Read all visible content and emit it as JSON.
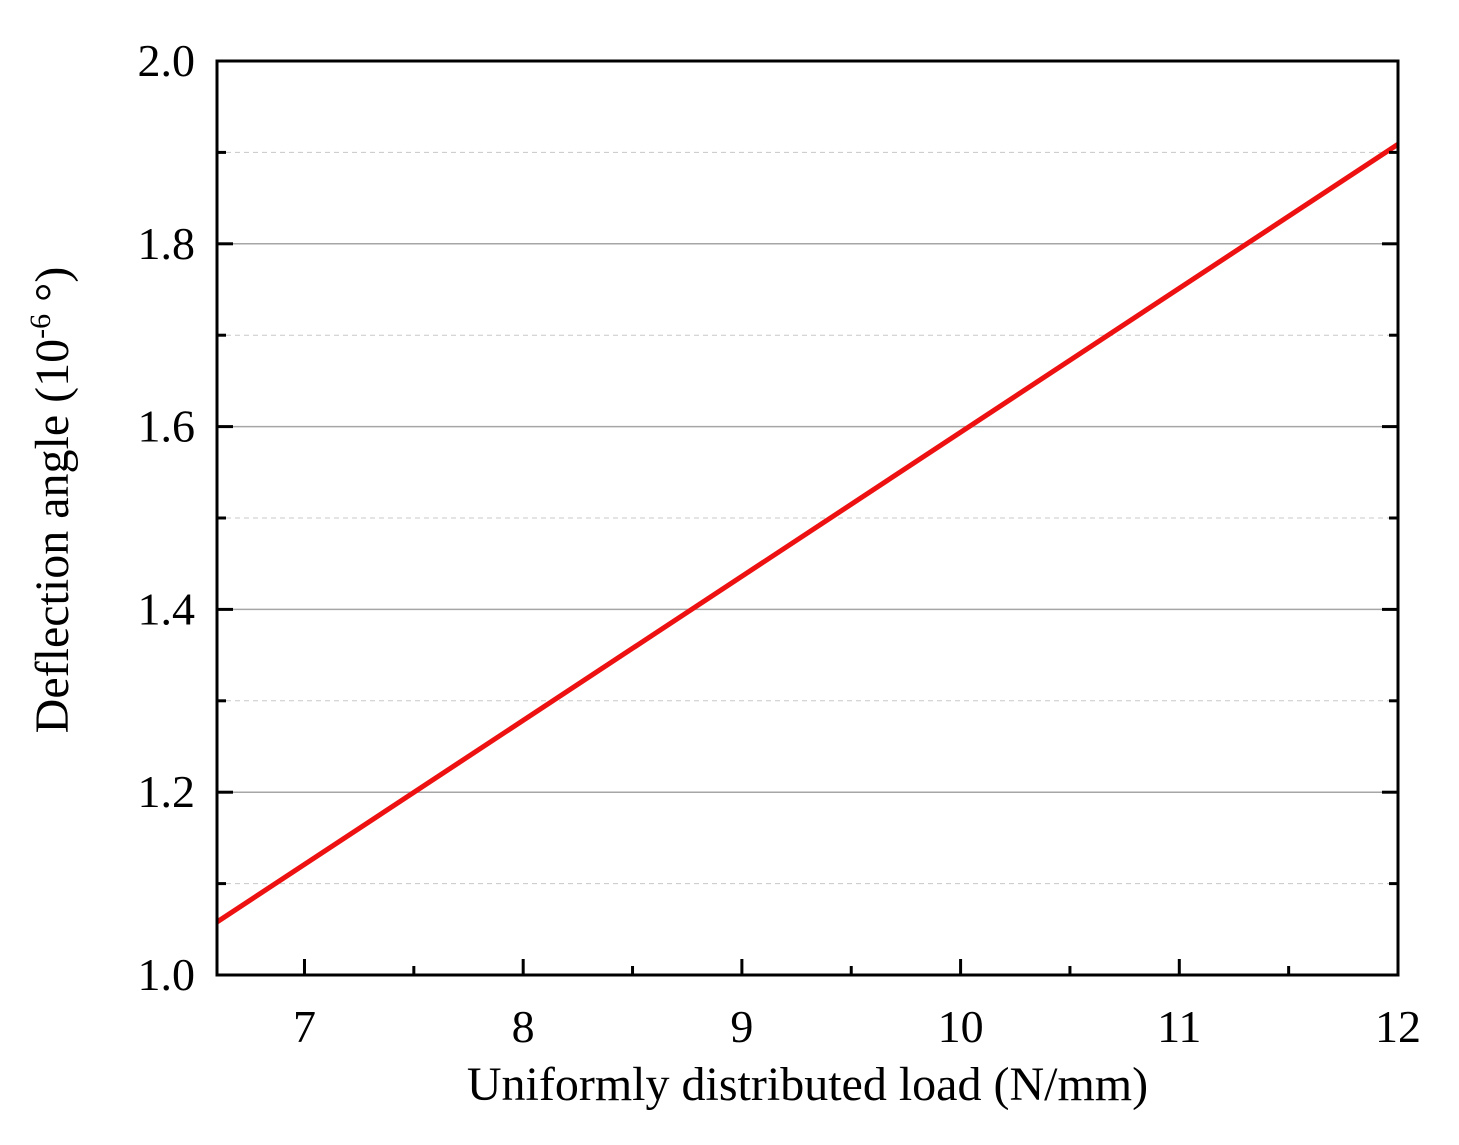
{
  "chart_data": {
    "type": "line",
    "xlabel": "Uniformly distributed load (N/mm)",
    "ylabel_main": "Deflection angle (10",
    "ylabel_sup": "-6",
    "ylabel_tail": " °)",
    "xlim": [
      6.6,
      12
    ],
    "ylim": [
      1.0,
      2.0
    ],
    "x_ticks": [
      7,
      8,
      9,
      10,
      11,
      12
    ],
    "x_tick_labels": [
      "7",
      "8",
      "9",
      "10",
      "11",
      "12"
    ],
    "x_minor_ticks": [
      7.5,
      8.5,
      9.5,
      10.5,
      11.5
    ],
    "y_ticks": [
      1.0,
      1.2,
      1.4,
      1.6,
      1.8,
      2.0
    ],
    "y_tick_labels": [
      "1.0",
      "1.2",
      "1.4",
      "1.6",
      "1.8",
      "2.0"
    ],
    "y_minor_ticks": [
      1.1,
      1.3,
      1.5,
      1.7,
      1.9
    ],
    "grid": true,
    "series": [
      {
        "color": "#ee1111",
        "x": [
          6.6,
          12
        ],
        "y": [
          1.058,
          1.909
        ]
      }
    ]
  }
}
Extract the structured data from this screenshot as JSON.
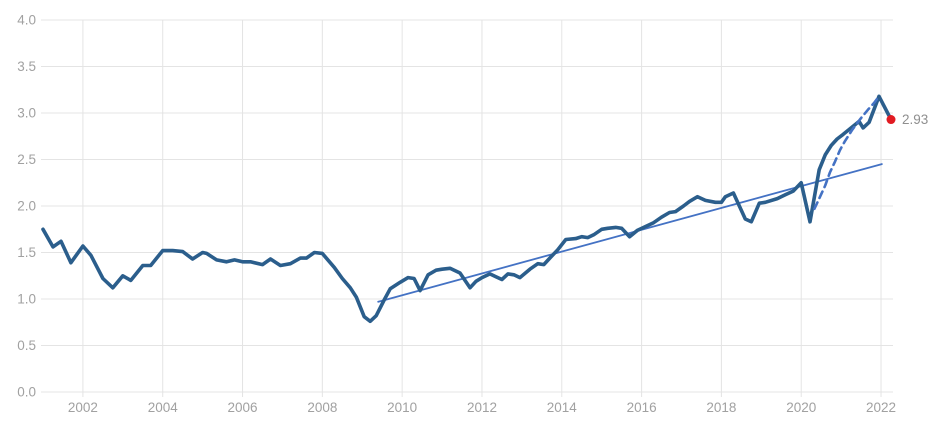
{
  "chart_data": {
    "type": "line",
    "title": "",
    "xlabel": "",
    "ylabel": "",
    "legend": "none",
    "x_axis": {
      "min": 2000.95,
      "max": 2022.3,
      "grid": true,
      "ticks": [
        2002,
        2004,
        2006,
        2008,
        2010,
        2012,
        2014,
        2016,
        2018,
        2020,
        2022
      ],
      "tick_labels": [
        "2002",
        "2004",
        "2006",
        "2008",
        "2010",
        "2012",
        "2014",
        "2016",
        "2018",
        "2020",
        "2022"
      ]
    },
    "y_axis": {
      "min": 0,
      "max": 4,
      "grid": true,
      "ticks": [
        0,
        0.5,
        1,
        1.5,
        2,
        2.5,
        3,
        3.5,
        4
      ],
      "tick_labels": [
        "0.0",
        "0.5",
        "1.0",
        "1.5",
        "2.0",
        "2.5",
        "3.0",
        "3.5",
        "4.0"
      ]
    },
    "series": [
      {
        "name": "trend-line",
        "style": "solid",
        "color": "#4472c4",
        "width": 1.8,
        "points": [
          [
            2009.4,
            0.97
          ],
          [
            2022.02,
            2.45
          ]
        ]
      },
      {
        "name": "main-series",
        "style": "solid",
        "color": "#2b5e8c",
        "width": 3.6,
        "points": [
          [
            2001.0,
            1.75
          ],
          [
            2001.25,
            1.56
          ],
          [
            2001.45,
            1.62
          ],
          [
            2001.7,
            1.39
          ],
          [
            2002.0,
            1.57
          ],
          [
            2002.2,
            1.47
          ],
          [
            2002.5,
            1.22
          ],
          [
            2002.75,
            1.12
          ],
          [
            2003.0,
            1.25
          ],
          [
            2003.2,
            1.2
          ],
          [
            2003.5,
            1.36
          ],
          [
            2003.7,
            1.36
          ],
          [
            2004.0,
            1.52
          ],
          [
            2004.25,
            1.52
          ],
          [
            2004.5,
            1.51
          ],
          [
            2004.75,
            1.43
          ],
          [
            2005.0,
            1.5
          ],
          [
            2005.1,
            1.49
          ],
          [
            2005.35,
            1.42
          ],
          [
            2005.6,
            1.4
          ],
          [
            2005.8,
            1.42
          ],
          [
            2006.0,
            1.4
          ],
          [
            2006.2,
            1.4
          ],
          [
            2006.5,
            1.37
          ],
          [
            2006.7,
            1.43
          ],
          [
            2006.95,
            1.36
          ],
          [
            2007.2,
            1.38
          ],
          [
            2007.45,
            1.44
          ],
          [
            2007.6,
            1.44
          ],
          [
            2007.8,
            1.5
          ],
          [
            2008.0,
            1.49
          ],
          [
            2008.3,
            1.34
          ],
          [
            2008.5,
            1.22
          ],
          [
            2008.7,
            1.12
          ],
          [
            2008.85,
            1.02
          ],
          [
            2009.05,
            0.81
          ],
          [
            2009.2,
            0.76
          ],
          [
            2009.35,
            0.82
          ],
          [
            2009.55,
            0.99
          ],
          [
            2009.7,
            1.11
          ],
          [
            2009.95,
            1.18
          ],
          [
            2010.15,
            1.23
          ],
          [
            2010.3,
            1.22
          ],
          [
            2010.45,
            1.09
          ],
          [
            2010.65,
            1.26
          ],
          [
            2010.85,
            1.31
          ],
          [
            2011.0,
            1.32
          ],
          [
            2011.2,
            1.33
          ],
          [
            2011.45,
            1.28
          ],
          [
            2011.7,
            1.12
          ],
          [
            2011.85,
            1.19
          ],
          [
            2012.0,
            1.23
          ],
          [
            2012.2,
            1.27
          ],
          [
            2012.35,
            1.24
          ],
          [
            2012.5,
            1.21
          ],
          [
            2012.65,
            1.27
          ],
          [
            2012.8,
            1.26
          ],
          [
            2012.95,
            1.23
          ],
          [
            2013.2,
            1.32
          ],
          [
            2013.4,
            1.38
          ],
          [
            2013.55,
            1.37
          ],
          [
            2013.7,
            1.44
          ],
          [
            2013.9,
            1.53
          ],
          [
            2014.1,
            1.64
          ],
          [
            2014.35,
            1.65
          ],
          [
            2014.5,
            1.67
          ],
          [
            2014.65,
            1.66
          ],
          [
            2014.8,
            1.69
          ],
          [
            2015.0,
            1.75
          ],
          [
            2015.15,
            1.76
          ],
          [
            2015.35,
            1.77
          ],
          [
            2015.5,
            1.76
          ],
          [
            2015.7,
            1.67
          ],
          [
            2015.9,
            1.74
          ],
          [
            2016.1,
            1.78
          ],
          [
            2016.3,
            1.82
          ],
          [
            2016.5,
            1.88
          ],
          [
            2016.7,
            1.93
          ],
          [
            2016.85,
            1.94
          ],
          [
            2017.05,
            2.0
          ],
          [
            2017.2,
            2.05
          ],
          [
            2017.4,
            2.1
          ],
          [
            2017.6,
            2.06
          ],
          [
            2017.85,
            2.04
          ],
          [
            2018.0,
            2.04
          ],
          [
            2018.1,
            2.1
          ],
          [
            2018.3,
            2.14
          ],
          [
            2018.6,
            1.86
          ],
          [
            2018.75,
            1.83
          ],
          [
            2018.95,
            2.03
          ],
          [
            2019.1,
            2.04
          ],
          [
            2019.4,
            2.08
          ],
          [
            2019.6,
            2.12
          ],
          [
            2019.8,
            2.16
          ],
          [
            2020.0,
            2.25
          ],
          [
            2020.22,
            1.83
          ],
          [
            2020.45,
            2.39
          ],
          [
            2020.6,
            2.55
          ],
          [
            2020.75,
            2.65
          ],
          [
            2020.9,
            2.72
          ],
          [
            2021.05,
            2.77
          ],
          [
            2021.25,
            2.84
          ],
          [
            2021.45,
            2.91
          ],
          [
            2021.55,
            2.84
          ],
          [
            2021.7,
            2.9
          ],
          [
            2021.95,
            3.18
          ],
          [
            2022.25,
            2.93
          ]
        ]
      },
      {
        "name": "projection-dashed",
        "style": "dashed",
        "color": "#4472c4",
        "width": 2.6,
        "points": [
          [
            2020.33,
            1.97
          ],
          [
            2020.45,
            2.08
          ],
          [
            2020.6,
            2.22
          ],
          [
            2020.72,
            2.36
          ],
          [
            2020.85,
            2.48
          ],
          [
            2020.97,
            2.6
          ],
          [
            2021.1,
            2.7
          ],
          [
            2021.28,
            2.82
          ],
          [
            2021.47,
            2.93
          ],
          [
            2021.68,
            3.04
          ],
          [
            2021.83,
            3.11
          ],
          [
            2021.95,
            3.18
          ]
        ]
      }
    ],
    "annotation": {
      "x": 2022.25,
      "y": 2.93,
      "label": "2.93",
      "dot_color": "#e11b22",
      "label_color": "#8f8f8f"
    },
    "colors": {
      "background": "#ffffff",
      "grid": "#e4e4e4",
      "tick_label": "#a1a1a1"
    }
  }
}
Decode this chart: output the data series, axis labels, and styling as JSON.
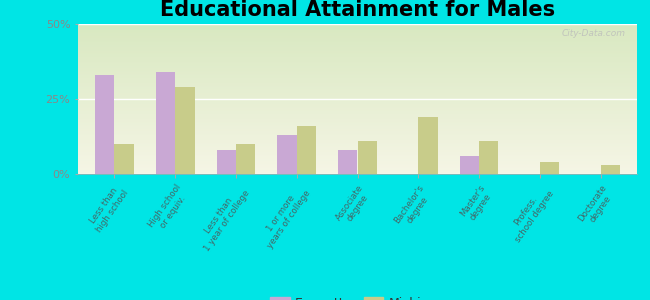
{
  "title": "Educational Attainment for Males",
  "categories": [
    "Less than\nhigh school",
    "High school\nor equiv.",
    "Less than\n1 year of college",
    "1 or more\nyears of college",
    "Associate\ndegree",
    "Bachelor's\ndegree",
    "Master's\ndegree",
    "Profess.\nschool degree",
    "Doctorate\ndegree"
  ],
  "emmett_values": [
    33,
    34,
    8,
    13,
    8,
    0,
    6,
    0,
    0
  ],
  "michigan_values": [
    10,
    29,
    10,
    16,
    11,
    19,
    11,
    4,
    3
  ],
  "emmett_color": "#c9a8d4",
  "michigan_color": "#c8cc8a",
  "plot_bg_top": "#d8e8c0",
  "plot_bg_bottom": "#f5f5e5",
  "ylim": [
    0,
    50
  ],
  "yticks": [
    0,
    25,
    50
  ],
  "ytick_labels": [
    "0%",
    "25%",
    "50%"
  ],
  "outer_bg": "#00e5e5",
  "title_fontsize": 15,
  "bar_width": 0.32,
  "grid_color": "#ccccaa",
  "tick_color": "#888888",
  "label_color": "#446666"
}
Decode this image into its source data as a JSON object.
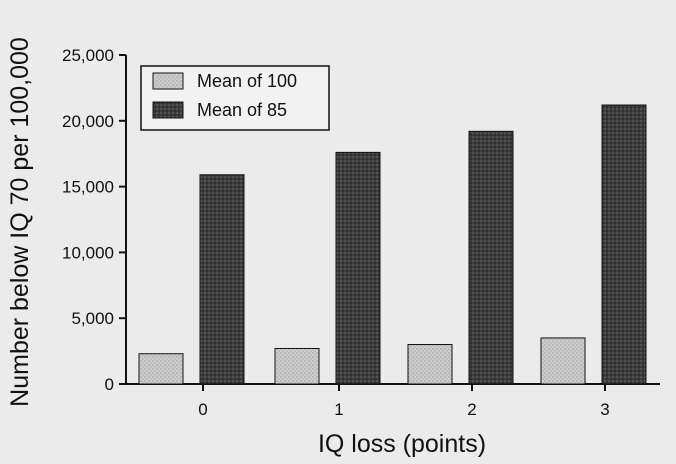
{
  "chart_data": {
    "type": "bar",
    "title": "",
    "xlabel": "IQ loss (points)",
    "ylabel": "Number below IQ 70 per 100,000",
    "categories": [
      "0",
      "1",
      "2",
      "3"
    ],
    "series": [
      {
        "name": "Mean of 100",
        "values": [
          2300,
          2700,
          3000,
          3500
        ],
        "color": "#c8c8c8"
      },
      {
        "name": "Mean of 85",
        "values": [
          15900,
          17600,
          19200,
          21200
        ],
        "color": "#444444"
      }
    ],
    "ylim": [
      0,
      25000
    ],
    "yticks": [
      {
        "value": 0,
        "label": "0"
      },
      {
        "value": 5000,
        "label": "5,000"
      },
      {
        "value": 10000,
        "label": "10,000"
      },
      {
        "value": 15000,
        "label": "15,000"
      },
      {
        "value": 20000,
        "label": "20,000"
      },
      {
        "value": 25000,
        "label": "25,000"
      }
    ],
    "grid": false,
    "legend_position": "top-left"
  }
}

========================

Take the line containing "Decode this image" and every line after it up to the end of the data, and write them out exactly, without the pictures.

Decode this image into its source data as a JSON object.
{
  "chart_data": {
    "type": "bar",
    "title": "",
    "xlabel": "IQ loss (points)",
    "ylabel": "Number below IQ 70 per 100,000",
    "categories": [
      "0",
      "1",
      "2",
      "3"
    ],
    "series": [
      {
        "name": "Mean of 100",
        "values": [
          2300,
          2700,
          3000,
          3500
        ],
        "color": "#c8c8c8"
      },
      {
        "name": "Mean of 85",
        "values": [
          15900,
          17600,
          19200,
          21200
        ],
        "color": "#444444"
      }
    ],
    "ylim": [
      0,
      25000
    ],
    "yticks": [
      {
        "value": 0,
        "label": "0"
      },
      {
        "value": 5000,
        "label": "5,000"
      },
      {
        "value": 10000,
        "label": "10,000"
      },
      {
        "value": 15000,
        "label": "15,000"
      },
      {
        "value": 20000,
        "label": "20,000"
      },
      {
        "value": 25000,
        "label": "25,000"
      }
    ],
    "grid": false,
    "legend_position": "top-left"
  }
}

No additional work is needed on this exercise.